Dataset excerpt:
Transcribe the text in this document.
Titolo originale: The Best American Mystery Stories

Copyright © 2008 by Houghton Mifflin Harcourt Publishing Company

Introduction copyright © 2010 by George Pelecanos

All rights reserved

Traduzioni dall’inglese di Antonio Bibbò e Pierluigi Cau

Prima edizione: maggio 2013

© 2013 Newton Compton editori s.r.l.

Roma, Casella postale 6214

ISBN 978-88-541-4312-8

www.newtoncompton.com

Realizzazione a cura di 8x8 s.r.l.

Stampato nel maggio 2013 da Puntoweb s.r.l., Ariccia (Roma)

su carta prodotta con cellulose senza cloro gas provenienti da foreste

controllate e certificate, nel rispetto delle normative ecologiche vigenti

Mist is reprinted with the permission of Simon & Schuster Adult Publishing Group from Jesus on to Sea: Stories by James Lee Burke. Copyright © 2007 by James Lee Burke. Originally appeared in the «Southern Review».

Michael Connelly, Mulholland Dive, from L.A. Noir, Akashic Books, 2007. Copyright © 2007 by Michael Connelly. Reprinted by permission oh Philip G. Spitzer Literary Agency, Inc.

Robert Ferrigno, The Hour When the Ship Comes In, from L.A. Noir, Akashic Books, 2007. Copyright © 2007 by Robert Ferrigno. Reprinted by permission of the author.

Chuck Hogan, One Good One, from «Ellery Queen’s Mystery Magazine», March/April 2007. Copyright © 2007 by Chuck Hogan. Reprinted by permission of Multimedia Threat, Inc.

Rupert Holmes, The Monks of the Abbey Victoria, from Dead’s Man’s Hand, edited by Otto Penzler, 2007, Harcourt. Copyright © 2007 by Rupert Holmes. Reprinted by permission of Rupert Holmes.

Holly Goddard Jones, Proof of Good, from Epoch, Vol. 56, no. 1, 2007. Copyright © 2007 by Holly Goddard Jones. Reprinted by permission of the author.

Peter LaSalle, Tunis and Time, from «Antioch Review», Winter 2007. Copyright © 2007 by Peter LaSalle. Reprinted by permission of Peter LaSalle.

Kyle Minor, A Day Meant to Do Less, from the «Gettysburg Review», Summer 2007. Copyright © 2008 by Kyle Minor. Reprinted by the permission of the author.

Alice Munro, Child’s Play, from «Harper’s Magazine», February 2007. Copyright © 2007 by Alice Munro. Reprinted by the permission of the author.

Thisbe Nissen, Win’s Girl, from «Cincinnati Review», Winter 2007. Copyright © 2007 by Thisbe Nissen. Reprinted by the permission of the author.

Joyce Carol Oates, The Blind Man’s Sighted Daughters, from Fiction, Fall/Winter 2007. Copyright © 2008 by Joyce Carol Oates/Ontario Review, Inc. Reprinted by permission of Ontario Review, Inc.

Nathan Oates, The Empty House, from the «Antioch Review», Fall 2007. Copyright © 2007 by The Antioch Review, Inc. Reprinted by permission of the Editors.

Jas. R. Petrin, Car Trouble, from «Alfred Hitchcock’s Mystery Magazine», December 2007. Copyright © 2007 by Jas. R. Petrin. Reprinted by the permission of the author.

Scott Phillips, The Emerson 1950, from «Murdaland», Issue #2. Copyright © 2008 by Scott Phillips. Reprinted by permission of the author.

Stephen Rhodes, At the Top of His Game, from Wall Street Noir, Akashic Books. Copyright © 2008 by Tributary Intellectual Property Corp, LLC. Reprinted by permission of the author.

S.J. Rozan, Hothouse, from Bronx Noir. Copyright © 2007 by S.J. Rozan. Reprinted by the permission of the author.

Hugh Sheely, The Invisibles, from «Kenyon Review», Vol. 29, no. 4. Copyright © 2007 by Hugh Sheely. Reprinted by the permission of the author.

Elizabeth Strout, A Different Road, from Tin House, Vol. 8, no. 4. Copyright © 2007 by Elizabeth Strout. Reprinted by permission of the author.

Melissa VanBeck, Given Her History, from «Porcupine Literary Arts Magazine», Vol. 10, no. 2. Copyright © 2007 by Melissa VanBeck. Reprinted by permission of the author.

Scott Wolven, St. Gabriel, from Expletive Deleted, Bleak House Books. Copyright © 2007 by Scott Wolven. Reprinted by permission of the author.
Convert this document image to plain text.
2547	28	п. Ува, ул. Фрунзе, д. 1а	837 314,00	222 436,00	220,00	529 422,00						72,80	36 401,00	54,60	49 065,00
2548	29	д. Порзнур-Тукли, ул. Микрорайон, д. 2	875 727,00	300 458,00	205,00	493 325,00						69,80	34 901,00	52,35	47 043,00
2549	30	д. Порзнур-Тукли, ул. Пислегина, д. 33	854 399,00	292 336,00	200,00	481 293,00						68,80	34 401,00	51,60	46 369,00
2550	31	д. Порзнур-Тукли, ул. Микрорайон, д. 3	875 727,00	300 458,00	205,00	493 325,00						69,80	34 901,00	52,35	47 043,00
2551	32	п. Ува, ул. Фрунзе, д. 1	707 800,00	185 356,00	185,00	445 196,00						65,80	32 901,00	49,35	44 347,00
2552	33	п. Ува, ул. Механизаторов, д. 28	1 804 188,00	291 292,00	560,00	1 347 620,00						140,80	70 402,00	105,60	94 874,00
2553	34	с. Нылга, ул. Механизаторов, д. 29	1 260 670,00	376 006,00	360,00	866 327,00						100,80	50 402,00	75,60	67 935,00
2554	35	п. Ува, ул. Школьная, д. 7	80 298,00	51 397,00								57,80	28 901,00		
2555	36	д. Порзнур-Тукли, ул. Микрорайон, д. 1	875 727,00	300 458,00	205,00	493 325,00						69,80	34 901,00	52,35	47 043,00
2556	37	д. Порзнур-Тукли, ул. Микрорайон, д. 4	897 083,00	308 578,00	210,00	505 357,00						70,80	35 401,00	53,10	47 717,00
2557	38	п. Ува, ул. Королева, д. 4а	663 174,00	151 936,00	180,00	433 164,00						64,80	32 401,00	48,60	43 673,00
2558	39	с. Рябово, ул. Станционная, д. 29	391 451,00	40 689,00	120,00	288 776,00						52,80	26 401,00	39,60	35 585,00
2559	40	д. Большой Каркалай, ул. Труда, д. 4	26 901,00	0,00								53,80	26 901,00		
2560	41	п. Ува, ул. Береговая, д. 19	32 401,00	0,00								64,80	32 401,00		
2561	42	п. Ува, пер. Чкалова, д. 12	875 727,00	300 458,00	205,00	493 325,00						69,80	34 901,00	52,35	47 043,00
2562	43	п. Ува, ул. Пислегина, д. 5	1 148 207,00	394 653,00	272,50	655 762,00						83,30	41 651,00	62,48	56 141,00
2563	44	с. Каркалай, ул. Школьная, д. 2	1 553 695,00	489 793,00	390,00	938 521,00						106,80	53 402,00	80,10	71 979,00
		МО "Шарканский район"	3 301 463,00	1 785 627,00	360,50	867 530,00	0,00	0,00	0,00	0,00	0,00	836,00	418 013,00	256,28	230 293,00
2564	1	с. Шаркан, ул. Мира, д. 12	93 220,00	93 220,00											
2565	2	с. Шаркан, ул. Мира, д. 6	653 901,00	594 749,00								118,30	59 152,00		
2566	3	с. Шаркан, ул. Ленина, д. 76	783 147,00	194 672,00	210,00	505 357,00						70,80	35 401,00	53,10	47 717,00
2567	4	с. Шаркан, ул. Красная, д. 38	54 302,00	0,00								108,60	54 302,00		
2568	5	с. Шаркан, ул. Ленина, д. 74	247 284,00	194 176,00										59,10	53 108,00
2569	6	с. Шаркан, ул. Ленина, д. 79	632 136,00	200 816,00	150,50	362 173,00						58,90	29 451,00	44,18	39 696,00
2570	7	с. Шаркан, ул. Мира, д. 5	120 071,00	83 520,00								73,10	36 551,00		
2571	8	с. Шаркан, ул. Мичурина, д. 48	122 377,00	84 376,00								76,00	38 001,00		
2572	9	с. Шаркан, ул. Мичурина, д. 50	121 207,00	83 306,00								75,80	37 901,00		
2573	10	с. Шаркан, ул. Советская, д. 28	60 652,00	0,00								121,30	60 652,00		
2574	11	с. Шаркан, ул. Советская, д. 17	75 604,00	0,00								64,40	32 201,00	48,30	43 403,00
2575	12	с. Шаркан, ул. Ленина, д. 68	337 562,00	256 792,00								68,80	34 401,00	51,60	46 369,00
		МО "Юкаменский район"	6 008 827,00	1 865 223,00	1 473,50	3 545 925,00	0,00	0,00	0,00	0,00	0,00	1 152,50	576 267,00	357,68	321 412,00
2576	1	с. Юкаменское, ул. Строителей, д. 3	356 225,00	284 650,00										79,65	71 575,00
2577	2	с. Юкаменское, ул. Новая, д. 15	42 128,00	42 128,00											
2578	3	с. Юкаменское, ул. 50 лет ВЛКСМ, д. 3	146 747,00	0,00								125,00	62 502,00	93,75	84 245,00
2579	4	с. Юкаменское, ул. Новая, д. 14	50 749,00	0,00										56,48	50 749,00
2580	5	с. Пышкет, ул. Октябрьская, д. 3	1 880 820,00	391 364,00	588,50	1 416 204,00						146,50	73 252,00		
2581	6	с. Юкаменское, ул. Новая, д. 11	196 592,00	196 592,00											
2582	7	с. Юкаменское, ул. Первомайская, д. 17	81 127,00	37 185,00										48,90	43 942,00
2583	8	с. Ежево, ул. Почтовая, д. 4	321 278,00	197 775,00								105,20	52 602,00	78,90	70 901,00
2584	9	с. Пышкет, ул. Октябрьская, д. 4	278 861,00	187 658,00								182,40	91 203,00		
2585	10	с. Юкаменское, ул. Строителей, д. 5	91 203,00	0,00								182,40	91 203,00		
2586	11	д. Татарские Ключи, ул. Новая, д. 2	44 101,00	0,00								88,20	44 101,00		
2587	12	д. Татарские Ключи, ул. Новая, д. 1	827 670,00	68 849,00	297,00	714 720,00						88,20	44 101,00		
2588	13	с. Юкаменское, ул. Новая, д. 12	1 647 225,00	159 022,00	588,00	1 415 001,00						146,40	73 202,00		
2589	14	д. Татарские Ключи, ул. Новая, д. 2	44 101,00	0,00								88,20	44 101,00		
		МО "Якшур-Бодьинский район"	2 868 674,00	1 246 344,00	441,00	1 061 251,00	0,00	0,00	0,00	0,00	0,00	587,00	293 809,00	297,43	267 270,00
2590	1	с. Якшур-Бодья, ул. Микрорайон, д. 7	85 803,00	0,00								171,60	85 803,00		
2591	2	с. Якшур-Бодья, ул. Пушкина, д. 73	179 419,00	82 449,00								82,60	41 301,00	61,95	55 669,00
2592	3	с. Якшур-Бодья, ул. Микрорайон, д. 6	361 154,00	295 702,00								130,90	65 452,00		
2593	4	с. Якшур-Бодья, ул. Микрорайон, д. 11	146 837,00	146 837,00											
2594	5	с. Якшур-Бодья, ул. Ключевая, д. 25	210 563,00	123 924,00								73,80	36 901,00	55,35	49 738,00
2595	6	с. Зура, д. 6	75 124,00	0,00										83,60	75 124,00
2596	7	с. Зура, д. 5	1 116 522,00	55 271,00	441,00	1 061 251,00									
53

The request: Select and copy every line of the listing with the word "Новая".

Response to the exercise:
2577	2	с. Юкаменское, ул. Новая, д. 15	42 128,00	42 128,00											
2579	4	с. Юкаменское, ул. Новая, д. 14	50 749,00	0,00										56,48	50 749,00
2581	6	с. Юкаменское, ул. Новая, д. 11	196 592,00	196 592,00											
2586	11	д. Татарские Ключи, ул. Новая, д. 2	44 101,00	0,00								88,20	44 101,00		
2587	12	д. Татарские Ключи, ул. Новая, д. 1	827 670,00	68 849,00	297,00	714 720,00						88,20	44 101,00		
2588	13	с. Юкаменское, ул. Новая, д. 12	1 647 225,00	159 022,00	588,00	1 415 001,00						146,40	73 202,00		
2589	14	д. Татарские Ключи, ул. Новая, д. 2	44 101,00	0,00								88,20	44 101,00		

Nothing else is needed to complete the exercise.